EXERCISE REQUIREMENTS ▸ Make an exact copy of all the entries, but do not reproduce the pictures.

** Begin **

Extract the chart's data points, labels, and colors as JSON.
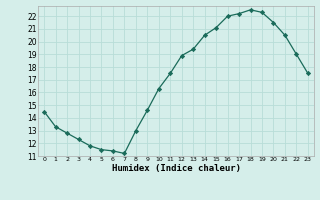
{
  "x": [
    0,
    1,
    2,
    3,
    4,
    5,
    6,
    7,
    8,
    9,
    10,
    11,
    12,
    13,
    14,
    15,
    16,
    17,
    18,
    19,
    20,
    21,
    22,
    23
  ],
  "y": [
    14.5,
    13.3,
    12.8,
    12.3,
    11.8,
    11.5,
    11.4,
    11.2,
    13.0,
    14.6,
    16.3,
    17.5,
    18.9,
    19.4,
    20.5,
    21.1,
    22.0,
    22.2,
    22.5,
    22.3,
    21.5,
    20.5,
    19.0,
    17.5
  ],
  "line_color": "#1a6b5a",
  "marker_color": "#1a6b5a",
  "bg_color": "#d5eeea",
  "grid_color": "#b8ddd8",
  "xlabel": "Humidex (Indice chaleur)",
  "ylim": [
    11,
    22.8
  ],
  "xlim": [
    -0.5,
    23.5
  ],
  "yticks": [
    11,
    12,
    13,
    14,
    15,
    16,
    17,
    18,
    19,
    20,
    21,
    22
  ],
  "xticks": [
    0,
    1,
    2,
    3,
    4,
    5,
    6,
    7,
    8,
    9,
    10,
    11,
    12,
    13,
    14,
    15,
    16,
    17,
    18,
    19,
    20,
    21,
    22,
    23
  ]
}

** End **

ANSWER FOR THE TASK ▸
Extract the chart's data points, labels, and colors as JSON.
{
  "x": [
    0,
    1,
    2,
    3,
    4,
    5,
    6,
    7,
    8,
    9,
    10,
    11,
    12,
    13,
    14,
    15,
    16,
    17,
    18,
    19,
    20,
    21,
    22,
    23
  ],
  "y": [
    14.5,
    13.3,
    12.8,
    12.3,
    11.8,
    11.5,
    11.4,
    11.2,
    13.0,
    14.6,
    16.3,
    17.5,
    18.9,
    19.4,
    20.5,
    21.1,
    22.0,
    22.2,
    22.5,
    22.3,
    21.5,
    20.5,
    19.0,
    17.5
  ],
  "line_color": "#1a6b5a",
  "marker_color": "#1a6b5a",
  "bg_color": "#d5eeea",
  "grid_color": "#b8ddd8",
  "xlabel": "Humidex (Indice chaleur)",
  "ylim": [
    11,
    22.8
  ],
  "xlim": [
    -0.5,
    23.5
  ],
  "yticks": [
    11,
    12,
    13,
    14,
    15,
    16,
    17,
    18,
    19,
    20,
    21,
    22
  ],
  "xticks": [
    0,
    1,
    2,
    3,
    4,
    5,
    6,
    7,
    8,
    9,
    10,
    11,
    12,
    13,
    14,
    15,
    16,
    17,
    18,
    19,
    20,
    21,
    22,
    23
  ]
}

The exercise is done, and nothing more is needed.